__Exercise goal__
Print the entries that appear below, exactly as written and without their pictures.

__Raw records__
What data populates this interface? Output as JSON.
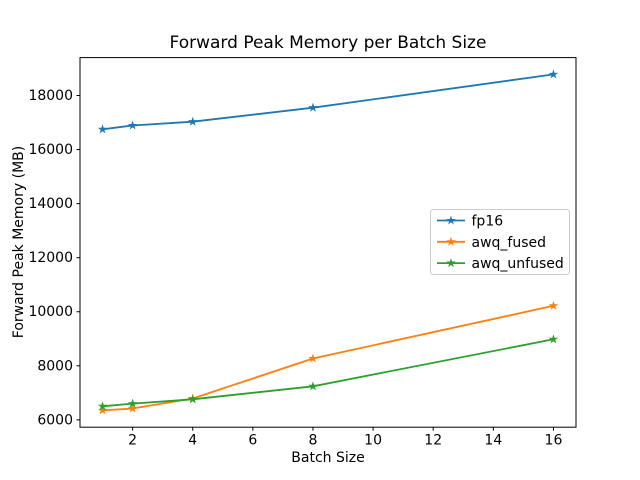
{
  "figure": {
    "background": "#ffffff"
  },
  "chart_data": {
    "type": "line",
    "title": "Forward Peak Memory per Batch Size",
    "xlabel": "Batch Size",
    "ylabel": "Forward Peak Memory (MB)",
    "x": [
      1,
      2,
      4,
      8,
      16
    ],
    "series": [
      {
        "name": "fp16",
        "color": "#1f77b4",
        "values": [
          16750,
          16890,
          17030,
          17550,
          18780
        ]
      },
      {
        "name": "awq_fused",
        "color": "#ff7f0e",
        "values": [
          6350,
          6420,
          6790,
          8270,
          10220
        ]
      },
      {
        "name": "awq_unfused",
        "color": "#2ca02c",
        "values": [
          6500,
          6600,
          6760,
          7240,
          8980
        ]
      }
    ],
    "marker": "star",
    "xlim": [
      0.25,
      16.75
    ],
    "ylim": [
      5728,
      19402
    ],
    "xticks": [
      2,
      4,
      6,
      8,
      10,
      12,
      14,
      16
    ],
    "yticks": [
      6000,
      8000,
      10000,
      12000,
      14000,
      16000,
      18000
    ],
    "grid": false,
    "legend": {
      "position": "center-right",
      "entries": [
        "fp16",
        "awq_fused",
        "awq_unfused"
      ],
      "border_color": "#cccccc",
      "background": "#ffffff"
    },
    "axis_color": "#000000"
  }
}
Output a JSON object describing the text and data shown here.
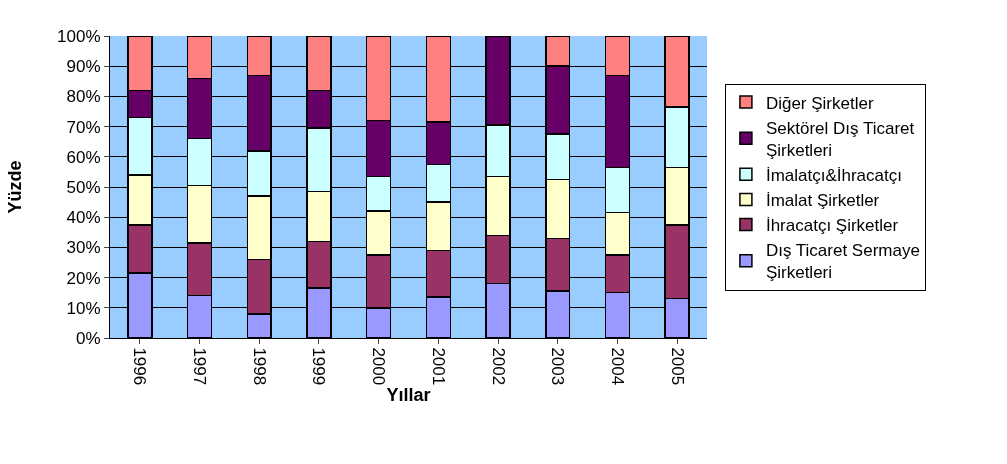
{
  "chart_data": {
    "type": "bar",
    "stacked": true,
    "xlabel": "Yıllar",
    "ylabel": "Yüzde",
    "categories": [
      "1996",
      "1997",
      "1998",
      "1999",
      "2000",
      "2001",
      "2002",
      "2003",
      "2004",
      "2005"
    ],
    "series": [
      {
        "name": "Dış Ticaret Sermaye Şirketleri",
        "color": "#9999ff",
        "values": [
          21.5,
          14,
          8,
          16.5,
          10,
          13.5,
          18,
          15.5,
          15,
          13
        ]
      },
      {
        "name": "İhracatçı Şirketler",
        "color": "#993366",
        "values": [
          16,
          17.5,
          18,
          15.5,
          17.5,
          15.5,
          16,
          17.5,
          12.5,
          24.5
        ]
      },
      {
        "name": "İmalat Şirketler",
        "color": "#ffffcc",
        "values": [
          16.5,
          19,
          21,
          16.5,
          14.5,
          16,
          19.5,
          19.5,
          14,
          19
        ]
      },
      {
        "name": "İmalatçı&İhracatçı",
        "color": "#ccffff",
        "values": [
          19,
          15.5,
          15,
          21,
          11.5,
          12.5,
          17,
          15,
          15,
          20
        ]
      },
      {
        "name": "Sektörel Dış Ticaret Şirketleri",
        "color": "#660066",
        "values": [
          9,
          20,
          25,
          12.5,
          18.5,
          14,
          29.5,
          22.5,
          30.5,
          0
        ]
      },
      {
        "name": "Diğer Şirketler",
        "color": "#ff8080",
        "values": [
          18,
          14,
          13,
          18,
          28,
          28.5,
          0,
          10,
          13,
          23.5
        ]
      }
    ],
    "ylim": [
      0,
      100
    ],
    "yticks": [
      {
        "value": 0,
        "label": "0%"
      },
      {
        "value": 10,
        "label": "10%"
      },
      {
        "value": 20,
        "label": "20%"
      },
      {
        "value": 30,
        "label": "30%"
      },
      {
        "value": 40,
        "label": "40%"
      },
      {
        "value": 50,
        "label": "50%"
      },
      {
        "value": 60,
        "label": "60%"
      },
      {
        "value": 70,
        "label": "70%"
      },
      {
        "value": 80,
        "label": "80%"
      },
      {
        "value": 90,
        "label": "90%"
      },
      {
        "value": 100,
        "label": "100%"
      }
    ],
    "grid": "y",
    "legend": "right"
  }
}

__Response to the exercise__
What data populates this interface? Output as JSON.
{
  "figure": {
    "background": "#ffffff"
  },
  "chart_data": {
    "type": "line",
    "title": "Forward Peak Memory per Batch Size",
    "xlabel": "Batch Size",
    "ylabel": "Forward Peak Memory (MB)",
    "x": [
      1,
      2,
      4,
      8,
      16
    ],
    "series": [
      {
        "name": "fp16",
        "color": "#1f77b4",
        "values": [
          16750,
          16890,
          17030,
          17550,
          18780
        ]
      },
      {
        "name": "awq_fused",
        "color": "#ff7f0e",
        "values": [
          6350,
          6420,
          6790,
          8270,
          10220
        ]
      },
      {
        "name": "awq_unfused",
        "color": "#2ca02c",
        "values": [
          6500,
          6600,
          6760,
          7240,
          8980
        ]
      }
    ],
    "marker": "star",
    "xlim": [
      0.25,
      16.75
    ],
    "ylim": [
      5728,
      19402
    ],
    "xticks": [
      2,
      4,
      6,
      8,
      10,
      12,
      14,
      16
    ],
    "yticks": [
      6000,
      8000,
      10000,
      12000,
      14000,
      16000,
      18000
    ],
    "grid": false,
    "legend": {
      "position": "center-right",
      "entries": [
        "fp16",
        "awq_fused",
        "awq_unfused"
      ],
      "border_color": "#cccccc",
      "background": "#ffffff"
    },
    "axis_color": "#000000"
  }
}
Output a JSON object describing the text and data shown here.
{
  "chart_data": {
    "type": "bar",
    "stacked": true,
    "xlabel": "Yıllar",
    "ylabel": "Yüzde",
    "categories": [
      "1996",
      "1997",
      "1998",
      "1999",
      "2000",
      "2001",
      "2002",
      "2003",
      "2004",
      "2005"
    ],
    "series": [
      {
        "name": "Dış Ticaret Sermaye Şirketleri",
        "color": "#9999ff",
        "values": [
          21.5,
          14,
          8,
          16.5,
          10,
          13.5,
          18,
          15.5,
          15,
          13
        ]
      },
      {
        "name": "İhracatçı Şirketler",
        "color": "#993366",
        "values": [
          16,
          17.5,
          18,
          15.5,
          17.5,
          15.5,
          16,
          17.5,
          12.5,
          24.5
        ]
      },
      {
        "name": "İmalat Şirketler",
        "color": "#ffffcc",
        "values": [
          16.5,
          19,
          21,
          16.5,
          14.5,
          16,
          19.5,
          19.5,
          14,
          19
        ]
      },
      {
        "name": "İmalatçı&İhracatçı",
        "color": "#ccffff",
        "values": [
          19,
          15.5,
          15,
          21,
          11.5,
          12.5,
          17,
          15,
          15,
          20
        ]
      },
      {
        "name": "Sektörel Dış Ticaret Şirketleri",
        "color": "#660066",
        "values": [
          9,
          20,
          25,
          12.5,
          18.5,
          14,
          29.5,
          22.5,
          30.5,
          0
        ]
      },
      {
        "name": "Diğer Şirketler",
        "color": "#ff8080",
        "values": [
          18,
          14,
          13,
          18,
          28,
          28.5,
          0,
          10,
          13,
          23.5
        ]
      }
    ],
    "ylim": [
      0,
      100
    ],
    "yticks": [
      {
        "value": 0,
        "label": "0%"
      },
      {
        "value": 10,
        "label": "10%"
      },
      {
        "value": 20,
        "label": "20%"
      },
      {
        "value": 30,
        "label": "30%"
      },
      {
        "value": 40,
        "label": "40%"
      },
      {
        "value": 50,
        "label": "50%"
      },
      {
        "value": 60,
        "label": "60%"
      },
      {
        "value": 70,
        "label": "70%"
      },
      {
        "value": 80,
        "label": "80%"
      },
      {
        "value": 90,
        "label": "90%"
      },
      {
        "value": 100,
        "label": "100%"
      }
    ],
    "grid": "y",
    "legend": "right"
  }
}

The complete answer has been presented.